▶ _PROBLEMA PROPOSTO 1_:
Reproduza sem nenhuma alteração as linhas que vêm depois do texto, entre a linha que contém "Where is each" e a que contém "y-tick-label: 1.6 (71, 309, 89, 324)", ambas incluídas.

▶ _TRECHO PARA LEITURA_:
============

FHC
– um intelectual comunista nos anos 1950
Não é
segredo que Fernando Henrique Cardoso teve um vínculo com o Partido Comunista
do Brasil (PCB) no começo da década de 1950. Ele mencionou o fato brevemente em
diversos depoimentos, mas só se deteve no tema na entrevista publicada
recentemente pela revista Tempo Social, que está disponível on-line.
A
entrevista, concedida em 2013, fez parte da minha pesquisa sobre a
internacionalização e o financiamento a intelectuais durante a Guerra Fria nos
anos 1950 e 1960, que resultou no livro O segredo das senhoras americanas.
O
ex-presidente mencionou de passagem sua ligação com o PCB num trecho da matéria
para a Folha de S.Paulo, por ocasião do falecimento do economista Paul Singer,
amigo e ex-colega da Universidade de São Paulo (usp), do grupo do seminário d’O
capital e posteriormente do Centro Brasileiro de Análise e Planejamento
(Cebrap). Fernando Henrique Cardoso lembrou que Paul Singer havia sido membro
do “Partido Socialista, e eu pertencera ao Partidão de 1949 a 1954” (Cardoso,
2018).
Essa
datação às vezes varia, segundo o próprio Fernando Henrique. Por exemplo, ele
já afirmou que “entre 1949 e 1955 tive um período de aproximação com o Partido
Comunista. Nessa altura eu era muito amigo do Fernando Pedreira, casado com
Renina Katz, na época ambos eram comunistas” (Cardoso, 2015).
Perguntado
a respeito das datas na entrevista que me concedeu, ele disse que se lembra com
precisão apenas de personagens e situações, e conta que sua aproximação com o
Partido se deveu a amizades, sobretudo com Fernando Pedreira (Cardoso, 2013).
Como ambos só se conheceram quando o jornalista se mudou para São Paulo em maio
de 1951, é provável que o início da relação mais próxima com os comunistas
tenha sido naquele ano ou no seguinte.

============

▶ _TRECHOS DAS LINHAS_:
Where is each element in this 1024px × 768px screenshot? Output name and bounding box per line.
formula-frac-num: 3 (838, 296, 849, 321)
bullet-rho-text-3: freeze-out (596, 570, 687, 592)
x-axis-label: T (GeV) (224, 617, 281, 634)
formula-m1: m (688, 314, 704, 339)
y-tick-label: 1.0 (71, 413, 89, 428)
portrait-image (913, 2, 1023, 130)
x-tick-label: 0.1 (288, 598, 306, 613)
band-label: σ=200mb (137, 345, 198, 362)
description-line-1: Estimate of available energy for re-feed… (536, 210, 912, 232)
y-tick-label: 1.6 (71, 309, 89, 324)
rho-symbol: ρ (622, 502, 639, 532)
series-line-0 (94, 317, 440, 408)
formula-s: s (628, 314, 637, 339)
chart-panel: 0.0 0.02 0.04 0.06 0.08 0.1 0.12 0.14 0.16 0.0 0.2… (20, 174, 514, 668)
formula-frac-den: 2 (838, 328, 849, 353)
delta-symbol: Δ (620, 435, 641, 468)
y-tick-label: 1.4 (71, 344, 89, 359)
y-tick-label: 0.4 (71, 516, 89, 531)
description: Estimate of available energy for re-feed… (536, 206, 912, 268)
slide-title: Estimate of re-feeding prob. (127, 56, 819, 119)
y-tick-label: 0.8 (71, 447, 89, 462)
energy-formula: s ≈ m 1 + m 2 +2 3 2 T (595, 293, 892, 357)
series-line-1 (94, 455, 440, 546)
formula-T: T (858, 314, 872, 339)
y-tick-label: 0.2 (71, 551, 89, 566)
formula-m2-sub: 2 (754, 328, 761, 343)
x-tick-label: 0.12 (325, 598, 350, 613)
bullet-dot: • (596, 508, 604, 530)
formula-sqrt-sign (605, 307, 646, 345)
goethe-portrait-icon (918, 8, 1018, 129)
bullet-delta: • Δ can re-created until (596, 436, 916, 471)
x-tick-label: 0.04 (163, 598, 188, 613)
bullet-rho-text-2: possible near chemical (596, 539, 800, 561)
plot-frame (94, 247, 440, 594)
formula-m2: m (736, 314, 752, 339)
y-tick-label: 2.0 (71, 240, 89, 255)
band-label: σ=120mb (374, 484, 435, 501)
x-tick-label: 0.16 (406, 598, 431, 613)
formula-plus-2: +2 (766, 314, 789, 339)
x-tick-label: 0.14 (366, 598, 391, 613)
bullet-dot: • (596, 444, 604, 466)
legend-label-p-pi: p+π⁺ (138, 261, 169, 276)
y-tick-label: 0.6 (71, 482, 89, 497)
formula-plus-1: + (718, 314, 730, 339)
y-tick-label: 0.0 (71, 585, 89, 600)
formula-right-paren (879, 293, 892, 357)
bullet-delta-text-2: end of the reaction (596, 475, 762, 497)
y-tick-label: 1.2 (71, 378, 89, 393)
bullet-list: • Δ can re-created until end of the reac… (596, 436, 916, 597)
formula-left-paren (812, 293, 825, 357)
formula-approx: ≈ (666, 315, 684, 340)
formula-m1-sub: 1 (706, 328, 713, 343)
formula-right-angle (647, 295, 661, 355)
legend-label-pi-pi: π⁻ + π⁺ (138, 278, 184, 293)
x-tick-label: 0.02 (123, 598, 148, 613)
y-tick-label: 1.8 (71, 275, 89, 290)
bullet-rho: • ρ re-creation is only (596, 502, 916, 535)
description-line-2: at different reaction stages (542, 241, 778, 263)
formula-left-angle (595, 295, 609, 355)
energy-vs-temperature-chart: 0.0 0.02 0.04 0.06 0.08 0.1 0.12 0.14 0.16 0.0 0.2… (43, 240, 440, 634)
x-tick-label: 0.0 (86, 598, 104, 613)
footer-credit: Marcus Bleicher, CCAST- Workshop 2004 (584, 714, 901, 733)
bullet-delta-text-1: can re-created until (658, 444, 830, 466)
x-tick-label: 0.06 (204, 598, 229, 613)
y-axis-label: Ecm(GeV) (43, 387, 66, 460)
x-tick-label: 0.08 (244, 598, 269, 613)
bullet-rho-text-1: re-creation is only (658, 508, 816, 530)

============

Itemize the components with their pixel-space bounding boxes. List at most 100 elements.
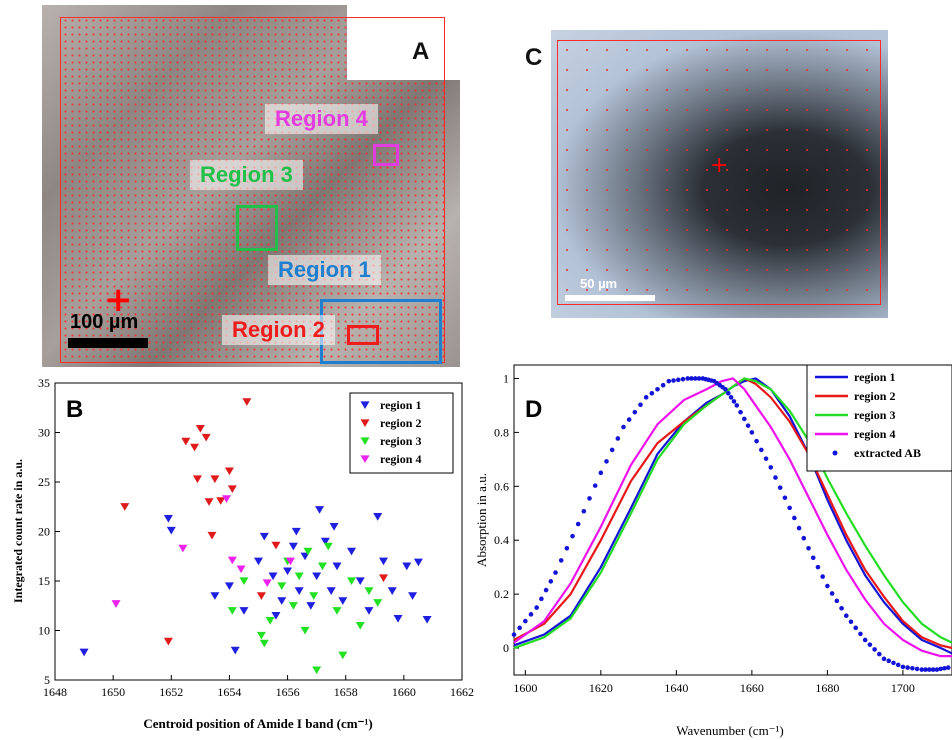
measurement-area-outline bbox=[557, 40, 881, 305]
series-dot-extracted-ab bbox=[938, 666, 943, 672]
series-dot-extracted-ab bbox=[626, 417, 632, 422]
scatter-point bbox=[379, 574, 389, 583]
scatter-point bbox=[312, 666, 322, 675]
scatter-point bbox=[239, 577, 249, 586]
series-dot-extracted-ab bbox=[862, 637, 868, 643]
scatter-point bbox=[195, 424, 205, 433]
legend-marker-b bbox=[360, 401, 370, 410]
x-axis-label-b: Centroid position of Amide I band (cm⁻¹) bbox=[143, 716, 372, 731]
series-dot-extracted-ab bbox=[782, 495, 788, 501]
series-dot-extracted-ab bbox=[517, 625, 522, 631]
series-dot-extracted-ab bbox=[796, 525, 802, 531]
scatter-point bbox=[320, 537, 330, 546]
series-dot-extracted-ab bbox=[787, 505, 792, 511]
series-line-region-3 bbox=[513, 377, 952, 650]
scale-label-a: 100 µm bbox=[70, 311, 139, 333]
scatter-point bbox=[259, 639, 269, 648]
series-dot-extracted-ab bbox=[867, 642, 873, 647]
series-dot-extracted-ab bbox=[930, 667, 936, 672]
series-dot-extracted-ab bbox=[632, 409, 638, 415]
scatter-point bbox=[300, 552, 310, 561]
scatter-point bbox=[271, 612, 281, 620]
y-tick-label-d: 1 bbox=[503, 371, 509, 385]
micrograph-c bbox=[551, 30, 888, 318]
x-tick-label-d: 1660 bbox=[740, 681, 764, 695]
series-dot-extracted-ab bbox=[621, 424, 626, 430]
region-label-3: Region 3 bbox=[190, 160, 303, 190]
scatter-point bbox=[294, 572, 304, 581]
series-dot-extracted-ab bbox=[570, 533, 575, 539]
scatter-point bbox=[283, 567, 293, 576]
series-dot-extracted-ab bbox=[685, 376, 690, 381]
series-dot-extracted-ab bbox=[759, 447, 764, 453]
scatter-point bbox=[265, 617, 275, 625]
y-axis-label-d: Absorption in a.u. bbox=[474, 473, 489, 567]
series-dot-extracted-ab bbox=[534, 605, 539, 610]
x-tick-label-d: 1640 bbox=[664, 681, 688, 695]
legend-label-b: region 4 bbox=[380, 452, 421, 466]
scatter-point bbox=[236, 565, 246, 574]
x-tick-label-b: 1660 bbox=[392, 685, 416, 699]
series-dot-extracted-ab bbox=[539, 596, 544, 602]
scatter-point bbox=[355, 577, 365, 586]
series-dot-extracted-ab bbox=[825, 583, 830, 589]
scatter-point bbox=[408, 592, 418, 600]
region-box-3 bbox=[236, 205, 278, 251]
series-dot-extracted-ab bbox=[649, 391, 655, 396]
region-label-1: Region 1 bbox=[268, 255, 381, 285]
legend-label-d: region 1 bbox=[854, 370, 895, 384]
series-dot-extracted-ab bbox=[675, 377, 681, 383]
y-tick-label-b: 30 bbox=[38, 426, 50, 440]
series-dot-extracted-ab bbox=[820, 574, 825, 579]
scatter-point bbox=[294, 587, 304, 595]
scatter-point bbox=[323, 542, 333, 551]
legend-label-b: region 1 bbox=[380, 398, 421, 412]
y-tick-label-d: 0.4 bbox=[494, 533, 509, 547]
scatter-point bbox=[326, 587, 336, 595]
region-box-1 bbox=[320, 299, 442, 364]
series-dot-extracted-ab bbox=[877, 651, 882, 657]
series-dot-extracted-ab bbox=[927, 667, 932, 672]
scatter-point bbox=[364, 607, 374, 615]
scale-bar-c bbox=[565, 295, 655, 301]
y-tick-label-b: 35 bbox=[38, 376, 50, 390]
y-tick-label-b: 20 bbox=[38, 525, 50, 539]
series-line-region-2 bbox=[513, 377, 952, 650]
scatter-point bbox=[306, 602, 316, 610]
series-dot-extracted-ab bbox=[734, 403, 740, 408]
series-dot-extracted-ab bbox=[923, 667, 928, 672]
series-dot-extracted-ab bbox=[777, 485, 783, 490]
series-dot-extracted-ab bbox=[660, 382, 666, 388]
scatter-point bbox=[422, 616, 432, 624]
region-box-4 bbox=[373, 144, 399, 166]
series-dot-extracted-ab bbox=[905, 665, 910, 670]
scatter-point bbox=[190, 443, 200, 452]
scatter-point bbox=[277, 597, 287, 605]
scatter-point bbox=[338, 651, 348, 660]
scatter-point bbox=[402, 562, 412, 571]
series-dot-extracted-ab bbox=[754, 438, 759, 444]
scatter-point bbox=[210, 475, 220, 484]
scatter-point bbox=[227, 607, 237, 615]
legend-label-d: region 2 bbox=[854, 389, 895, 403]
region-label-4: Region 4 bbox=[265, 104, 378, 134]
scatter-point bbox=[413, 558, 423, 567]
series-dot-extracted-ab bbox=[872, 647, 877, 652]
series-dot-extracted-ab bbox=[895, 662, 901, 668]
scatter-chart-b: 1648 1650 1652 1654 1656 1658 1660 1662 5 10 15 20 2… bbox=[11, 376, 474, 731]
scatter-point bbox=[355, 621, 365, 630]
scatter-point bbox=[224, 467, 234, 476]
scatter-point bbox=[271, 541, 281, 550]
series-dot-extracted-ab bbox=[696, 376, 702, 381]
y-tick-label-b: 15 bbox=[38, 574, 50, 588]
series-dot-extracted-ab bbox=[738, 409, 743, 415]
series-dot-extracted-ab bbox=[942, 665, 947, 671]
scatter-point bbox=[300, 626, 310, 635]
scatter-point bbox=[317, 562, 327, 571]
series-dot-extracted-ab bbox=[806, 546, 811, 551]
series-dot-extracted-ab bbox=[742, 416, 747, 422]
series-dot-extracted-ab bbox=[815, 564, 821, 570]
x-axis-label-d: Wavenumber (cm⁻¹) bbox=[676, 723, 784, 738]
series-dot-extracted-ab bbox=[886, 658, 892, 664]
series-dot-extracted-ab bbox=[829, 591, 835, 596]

============

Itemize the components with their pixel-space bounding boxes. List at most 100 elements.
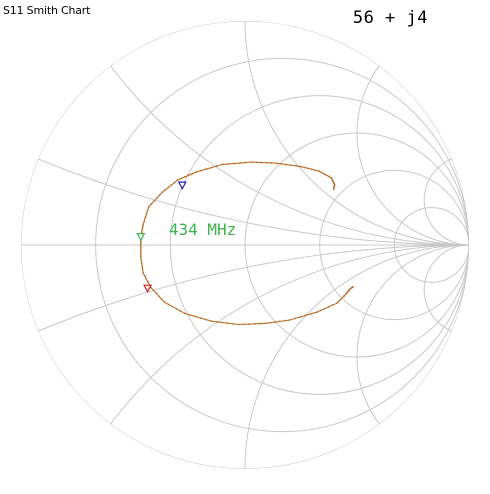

============

▶ _PROBLEMA PROPOSTO 2_:
Devolva literalmente o trecho do texto sobre Fernando Henrique Cardoso e o PCB entre "Como ambos só" e "ou no seguinte.", inclusive.

▶ _RESULTADO DA TAREFA 1_:
Where is each element in this 1024px × 768px screenshot? Output name and bounding box per line.
formula-frac-num: 3 (838, 296, 849, 321)
bullet-rho-text-3: freeze-out (596, 570, 687, 592)
x-axis-label: T (GeV) (224, 617, 281, 634)
formula-m1: m (688, 314, 704, 339)
y-tick-label: 1.0 (71, 413, 89, 428)
portrait-image (913, 2, 1023, 130)
x-tick-label: 0.1 (288, 598, 306, 613)
band-label: σ=200mb (137, 345, 198, 362)
description-line-1: Estimate of available energy for re-feed… (536, 210, 912, 232)
y-tick-label: 1.6 (71, 309, 89, 324)

▶ _RESULTADO DA TAREFA 2_:
Como ambos só se conheceram quando o jornalista se mudou para São Paulo em maio
de 1951, é provável que o início da relação mais próxima com os comunistas
tenha sido naquele ano ou no seguinte.